• **WHAT IS REQUIRED**: Keep only the lines that hold the string "name", filtering out the rest of the entries below.

• **DATA TO PROCESS**:
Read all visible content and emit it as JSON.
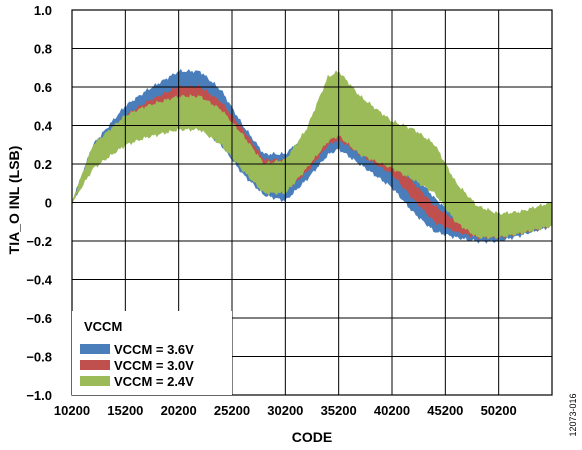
{
  "chart_data": {
    "type": "area",
    "title": "",
    "xlabel": "CODE",
    "ylabel": "TIA_O INL (LSB)",
    "xlim": [
      10200,
      55200
    ],
    "ylim": [
      -1.0,
      1.0
    ],
    "x_ticks": [
      10200,
      15200,
      20200,
      25200,
      30200,
      35200,
      40200,
      45200,
      50200
    ],
    "x_tick_labels": [
      "10200",
      "15200",
      "20200",
      "25200",
      "30200",
      "35200",
      "40200",
      "45200",
      "50200"
    ],
    "y_ticks": [
      1.0,
      0.8,
      0.6,
      0.4,
      0.2,
      0,
      -0.2,
      -0.4,
      -0.6,
      -0.8,
      -1.0
    ],
    "y_tick_labels": [
      "1.0",
      "0.8",
      "0.6",
      "0.4",
      "0.2",
      "0",
      "−0.2",
      "−0.4",
      "−0.6",
      "−0.8",
      "−1.0"
    ],
    "grid": true,
    "legend": {
      "title": "VCCM",
      "placement": "bottom-left",
      "entries": [
        "VCCM = 3.6V",
        "VCCM = 3.0V",
        "VCCM = 2.4V"
      ]
    },
    "series": [
      {
        "name": "VCCM = 3.6V",
        "color": "#4a7ebb",
        "x": [
          10200,
          12200,
          15200,
          17200,
          20200,
          22200,
          24200,
          26200,
          28200,
          30200,
          32200,
          34200,
          35200,
          37200,
          40200,
          42200,
          44200,
          46200,
          48200,
          50200,
          52200,
          55200
        ],
        "upper": [
          0.0,
          0.3,
          0.5,
          0.58,
          0.68,
          0.68,
          0.58,
          0.4,
          0.25,
          0.25,
          0.35,
          0.42,
          0.42,
          0.36,
          0.28,
          0.15,
          0.02,
          -0.08,
          -0.1,
          -0.1,
          -0.08,
          -0.05
        ],
        "lower": [
          0.0,
          0.2,
          0.32,
          0.38,
          0.42,
          0.4,
          0.3,
          0.15,
          0.04,
          0.01,
          0.12,
          0.25,
          0.28,
          0.2,
          0.08,
          -0.05,
          -0.15,
          -0.18,
          -0.2,
          -0.2,
          -0.17,
          -0.12
        ]
      },
      {
        "name": "VCCM = 3.0V",
        "color": "#c0504d",
        "x": [
          10200,
          12200,
          15200,
          17200,
          20200,
          22200,
          24200,
          26200,
          28200,
          30200,
          32200,
          34200,
          35200,
          37200,
          40200,
          42200,
          44200,
          46200,
          48200,
          50200,
          52200,
          55200
        ],
        "upper": [
          0.0,
          0.28,
          0.45,
          0.52,
          0.6,
          0.6,
          0.52,
          0.38,
          0.22,
          0.22,
          0.32,
          0.45,
          0.45,
          0.35,
          0.22,
          0.1,
          -0.02,
          -0.1,
          -0.1,
          -0.1,
          -0.08,
          -0.06
        ],
        "lower": [
          0.0,
          0.22,
          0.36,
          0.42,
          0.48,
          0.48,
          0.4,
          0.25,
          0.1,
          0.06,
          0.16,
          0.3,
          0.33,
          0.25,
          0.15,
          0.02,
          -0.1,
          -0.15,
          -0.18,
          -0.18,
          -0.16,
          -0.12
        ]
      },
      {
        "name": "VCCM = 2.4V",
        "color": "#9bbb59",
        "x": [
          10200,
          12200,
          15200,
          17200,
          20200,
          22200,
          24200,
          26200,
          28200,
          30200,
          32200,
          34200,
          35200,
          37200,
          40200,
          42200,
          44200,
          46200,
          48200,
          50200,
          52200,
          55200
        ],
        "upper": [
          0.0,
          0.3,
          0.45,
          0.5,
          0.55,
          0.55,
          0.48,
          0.35,
          0.2,
          0.22,
          0.38,
          0.65,
          0.68,
          0.55,
          0.42,
          0.38,
          0.3,
          0.1,
          -0.02,
          -0.06,
          -0.05,
          0.0
        ],
        "lower": [
          0.0,
          0.18,
          0.3,
          0.34,
          0.38,
          0.38,
          0.3,
          0.17,
          0.05,
          0.05,
          0.18,
          0.32,
          0.35,
          0.25,
          0.18,
          0.12,
          0.05,
          -0.1,
          -0.18,
          -0.18,
          -0.16,
          -0.12
        ]
      }
    ]
  },
  "figure_id": "12073-016"
}
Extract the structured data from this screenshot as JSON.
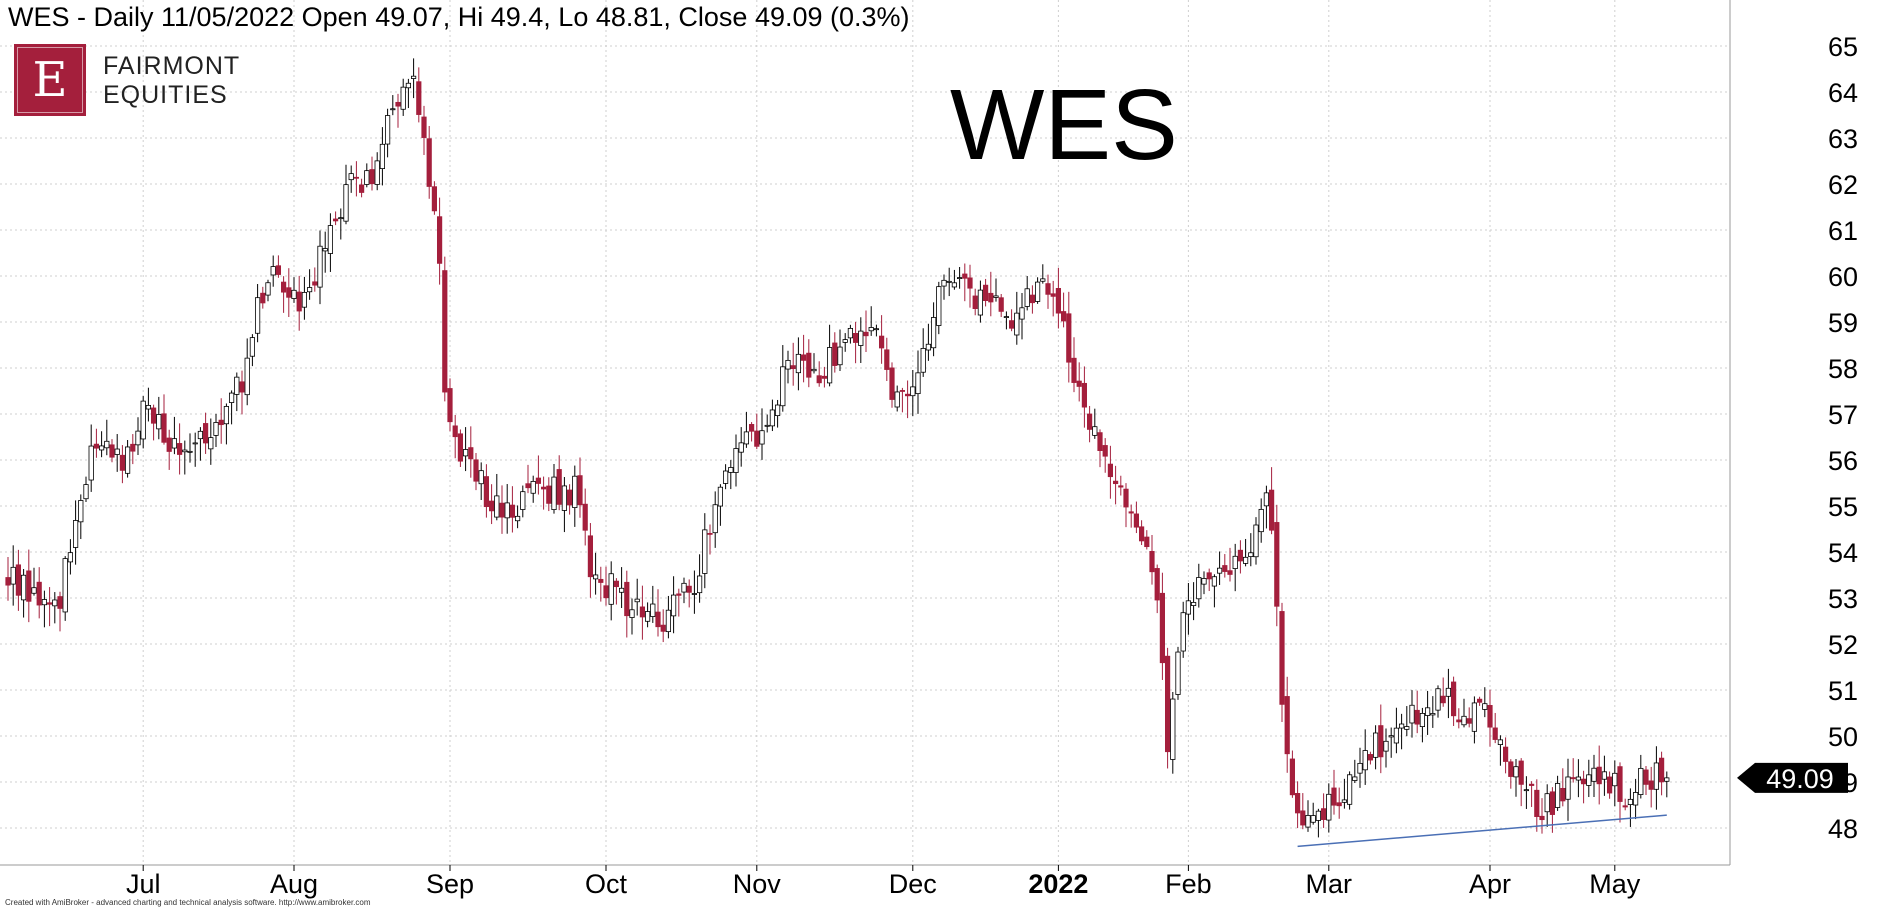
{
  "header": {
    "text": "WES - Daily 11/05/2022 Open 49.07, Hi 49.4, Lo 48.81, Close 49.09 (0.3%)"
  },
  "brand": {
    "logo_letter": "E",
    "line1": "FAIRMONT",
    "line2": "EQUITIES"
  },
  "watermark": "WES",
  "credit": "Created with AmiBroker - advanced charting and technical analysis software. http://www.amibroker.com",
  "colors": {
    "down": "#a41f3c",
    "up": "#ffffff",
    "wick": "#000000",
    "grid": "#cfcfcf",
    "trendline": "#4a6fb5",
    "last_price_bg": "#000000"
  },
  "chart_data": {
    "type": "candlestick",
    "title": "WES",
    "ylim": [
      47.5,
      65.5
    ],
    "y_ticks": [
      48,
      49,
      50,
      51,
      52,
      53,
      54,
      55,
      56,
      57,
      58,
      59,
      60,
      61,
      62,
      63,
      64,
      65
    ],
    "x_ticks": [
      {
        "label": "Jul",
        "index": 26,
        "bold": false
      },
      {
        "label": "Aug",
        "index": 55,
        "bold": false
      },
      {
        "label": "Sep",
        "index": 85,
        "bold": false
      },
      {
        "label": "Oct",
        "index": 115,
        "bold": false
      },
      {
        "label": "Nov",
        "index": 144,
        "bold": false
      },
      {
        "label": "Dec",
        "index": 174,
        "bold": false
      },
      {
        "label": "2022",
        "index": 202,
        "bold": true
      },
      {
        "label": "Feb",
        "index": 227,
        "bold": false
      },
      {
        "label": "Mar",
        "index": 254,
        "bold": false
      },
      {
        "label": "Apr",
        "index": 285,
        "bold": false
      },
      {
        "label": "May",
        "index": 309,
        "bold": false
      }
    ],
    "last_price": "49.09",
    "grid": true,
    "trendline": {
      "from": {
        "index": 248,
        "value": 47.6
      },
      "to": {
        "index": 319,
        "value": 48.28
      }
    },
    "n_bars": 320,
    "anchors": [
      [
        0,
        53.4
      ],
      [
        5,
        53.1
      ],
      [
        10,
        52.9
      ],
      [
        13,
        54.8
      ],
      [
        17,
        56.6
      ],
      [
        22,
        56.1
      ],
      [
        27,
        57.2
      ],
      [
        32,
        56.3
      ],
      [
        38,
        56.7
      ],
      [
        45,
        57.6
      ],
      [
        48,
        59.2
      ],
      [
        51,
        60.4
      ],
      [
        56,
        59.2
      ],
      [
        60,
        60.3
      ],
      [
        65,
        61.8
      ],
      [
        70,
        62.2
      ],
      [
        74,
        63.6
      ],
      [
        78,
        64.4
      ],
      [
        81,
        61.8
      ],
      [
        83,
        60.5
      ],
      [
        84,
        57.4
      ],
      [
        86,
        56.2
      ],
      [
        90,
        55.6
      ],
      [
        95,
        54.8
      ],
      [
        102,
        55.4
      ],
      [
        109,
        55.3
      ],
      [
        112,
        53.6
      ],
      [
        117,
        53.1
      ],
      [
        122,
        52.7
      ],
      [
        127,
        52.6
      ],
      [
        132,
        53.4
      ],
      [
        137,
        55.3
      ],
      [
        141,
        56.3
      ],
      [
        146,
        56.6
      ],
      [
        150,
        58.1
      ],
      [
        156,
        57.7
      ],
      [
        161,
        58.7
      ],
      [
        167,
        59.1
      ],
      [
        170,
        57.6
      ],
      [
        174,
        57.4
      ],
      [
        178,
        59.2
      ],
      [
        182,
        60.1
      ],
      [
        185,
        59.5
      ],
      [
        190,
        59.3
      ],
      [
        194,
        59.1
      ],
      [
        198,
        59.8
      ],
      [
        201,
        59.9
      ],
      [
        204,
        58.3
      ],
      [
        208,
        56.6
      ],
      [
        212,
        55.9
      ],
      [
        215,
        54.9
      ],
      [
        218,
        54.4
      ],
      [
        221,
        52.8
      ],
      [
        223,
        49.9
      ],
      [
        226,
        52.6
      ],
      [
        230,
        53.4
      ],
      [
        236,
        53.6
      ],
      [
        240,
        54.4
      ],
      [
        242,
        55.3
      ],
      [
        244,
        53.0
      ],
      [
        245,
        50.6
      ],
      [
        247,
        48.9
      ],
      [
        250,
        48.1
      ],
      [
        255,
        48.6
      ],
      [
        259,
        48.9
      ],
      [
        262,
        49.6
      ],
      [
        267,
        50.3
      ],
      [
        272,
        50.6
      ],
      [
        276,
        50.9
      ],
      [
        281,
        50.4
      ],
      [
        283,
        51.0
      ],
      [
        286,
        49.9
      ],
      [
        290,
        49.1
      ],
      [
        294,
        48.4
      ],
      [
        297,
        48.6
      ],
      [
        301,
        49.1
      ],
      [
        306,
        49.3
      ],
      [
        311,
        48.6
      ],
      [
        315,
        49.2
      ],
      [
        319,
        49.09
      ]
    ],
    "seed": 20220511
  }
}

• **EXERCISE RESPONSE**:
        "name": "VCCM = 3.6V",
        "name": "VCCM = 3.0V",
        "name": "VCCM = 2.4V",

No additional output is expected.